INSTRUCTIONS TO FOLLOW -> For each line below that includes the word "交通大学", make a copy.

DATA TO PROCESS ->

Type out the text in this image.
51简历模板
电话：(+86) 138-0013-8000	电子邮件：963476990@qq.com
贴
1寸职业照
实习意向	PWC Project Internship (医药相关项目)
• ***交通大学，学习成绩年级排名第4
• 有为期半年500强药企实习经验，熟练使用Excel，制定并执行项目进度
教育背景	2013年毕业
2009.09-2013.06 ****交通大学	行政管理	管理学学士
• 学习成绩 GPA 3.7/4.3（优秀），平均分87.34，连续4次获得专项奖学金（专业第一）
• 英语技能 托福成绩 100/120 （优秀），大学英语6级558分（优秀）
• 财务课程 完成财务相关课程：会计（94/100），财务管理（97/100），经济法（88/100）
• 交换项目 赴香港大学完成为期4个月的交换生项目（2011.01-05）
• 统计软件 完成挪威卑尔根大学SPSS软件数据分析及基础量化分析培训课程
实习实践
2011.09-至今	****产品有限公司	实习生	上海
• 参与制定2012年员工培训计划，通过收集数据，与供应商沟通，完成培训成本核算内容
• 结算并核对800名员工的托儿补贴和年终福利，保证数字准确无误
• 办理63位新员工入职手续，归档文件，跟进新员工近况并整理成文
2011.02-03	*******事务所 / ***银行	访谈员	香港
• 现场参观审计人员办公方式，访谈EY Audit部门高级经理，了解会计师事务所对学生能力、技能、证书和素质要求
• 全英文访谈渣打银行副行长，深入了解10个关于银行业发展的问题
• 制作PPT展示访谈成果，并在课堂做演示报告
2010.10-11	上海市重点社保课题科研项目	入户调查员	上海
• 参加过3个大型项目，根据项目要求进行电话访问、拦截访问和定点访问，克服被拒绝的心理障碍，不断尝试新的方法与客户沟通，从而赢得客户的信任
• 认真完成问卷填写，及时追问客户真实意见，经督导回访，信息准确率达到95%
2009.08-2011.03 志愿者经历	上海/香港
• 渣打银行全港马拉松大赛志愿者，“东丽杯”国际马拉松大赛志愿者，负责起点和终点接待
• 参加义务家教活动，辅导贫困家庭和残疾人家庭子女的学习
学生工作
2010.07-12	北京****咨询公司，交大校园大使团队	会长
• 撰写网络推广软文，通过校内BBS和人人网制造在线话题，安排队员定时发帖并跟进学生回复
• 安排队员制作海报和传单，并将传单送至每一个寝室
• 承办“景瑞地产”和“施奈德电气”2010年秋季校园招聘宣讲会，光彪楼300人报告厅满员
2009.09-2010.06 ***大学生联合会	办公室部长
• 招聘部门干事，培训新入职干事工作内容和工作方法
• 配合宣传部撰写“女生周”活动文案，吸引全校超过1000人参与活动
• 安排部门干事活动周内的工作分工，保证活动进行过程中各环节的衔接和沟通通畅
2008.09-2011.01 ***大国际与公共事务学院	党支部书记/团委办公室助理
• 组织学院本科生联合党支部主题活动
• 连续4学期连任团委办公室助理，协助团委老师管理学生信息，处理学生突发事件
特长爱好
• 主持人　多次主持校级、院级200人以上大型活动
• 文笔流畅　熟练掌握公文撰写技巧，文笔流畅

CORRECT ANSWER ->
• ***交通大学，学习成绩年级排名第4
2009.09-2013.06 ****交通大学	行政管理	管理学学士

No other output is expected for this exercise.